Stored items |
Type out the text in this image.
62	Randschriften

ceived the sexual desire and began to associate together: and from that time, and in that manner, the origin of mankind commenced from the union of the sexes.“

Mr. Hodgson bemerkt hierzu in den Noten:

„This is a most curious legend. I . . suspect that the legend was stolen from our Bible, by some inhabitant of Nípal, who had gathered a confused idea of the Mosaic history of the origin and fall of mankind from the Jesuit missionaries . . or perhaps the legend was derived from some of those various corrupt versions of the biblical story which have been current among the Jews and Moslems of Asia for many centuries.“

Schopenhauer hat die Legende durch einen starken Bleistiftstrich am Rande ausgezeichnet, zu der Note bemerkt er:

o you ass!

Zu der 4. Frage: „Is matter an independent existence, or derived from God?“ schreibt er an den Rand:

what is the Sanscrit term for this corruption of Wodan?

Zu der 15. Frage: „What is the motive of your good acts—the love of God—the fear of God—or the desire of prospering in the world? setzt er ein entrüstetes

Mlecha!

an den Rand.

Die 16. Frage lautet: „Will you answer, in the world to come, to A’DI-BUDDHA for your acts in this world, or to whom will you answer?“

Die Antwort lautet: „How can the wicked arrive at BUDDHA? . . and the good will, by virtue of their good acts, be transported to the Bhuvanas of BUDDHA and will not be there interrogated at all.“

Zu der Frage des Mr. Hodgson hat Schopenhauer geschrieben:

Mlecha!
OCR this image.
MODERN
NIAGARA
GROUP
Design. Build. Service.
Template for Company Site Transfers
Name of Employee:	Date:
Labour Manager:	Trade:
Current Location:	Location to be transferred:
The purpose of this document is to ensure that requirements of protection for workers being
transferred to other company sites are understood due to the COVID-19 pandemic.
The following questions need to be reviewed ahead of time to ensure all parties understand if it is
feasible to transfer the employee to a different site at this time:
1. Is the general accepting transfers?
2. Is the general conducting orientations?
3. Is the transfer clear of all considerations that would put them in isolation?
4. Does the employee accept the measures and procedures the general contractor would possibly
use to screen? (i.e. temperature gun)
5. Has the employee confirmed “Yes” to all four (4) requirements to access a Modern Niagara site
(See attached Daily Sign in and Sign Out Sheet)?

EXERCISE GOAL | Give exactly the lines from the one with "OCR this image." to the end of the entries, nothing before them.

SOLUTION FOR THIS PROBLEM |
OCR this image.
MODERN
NIAGARA
GROUP
Design. Build. Service.
Template for Company Site Transfers
Name of Employee:	Date:
Labour Manager:	Trade:
Current Location:	Location to be transferred:
The purpose of this document is to ensure that requirements of protection for workers being
transferred to other company sites are understood due to the COVID-19 pandemic.
The following questions need to be reviewed ahead of time to ensure all parties understand if it is
feasible to transfer the employee to a different site at this time:
1. Is the general accepting transfers?
2. Is the general conducting orientations?
3. Is the transfer clear of all considerations that would put them in isolation?
4. Does the employee accept the measures and procedures the general contractor would possibly
use to screen? (i.e. temperature gun)
5. Has the employee confirmed “Yes” to all four (4) requirements to access a Modern Niagara site
(See attached Daily Sign in and Sign Out Sheet)?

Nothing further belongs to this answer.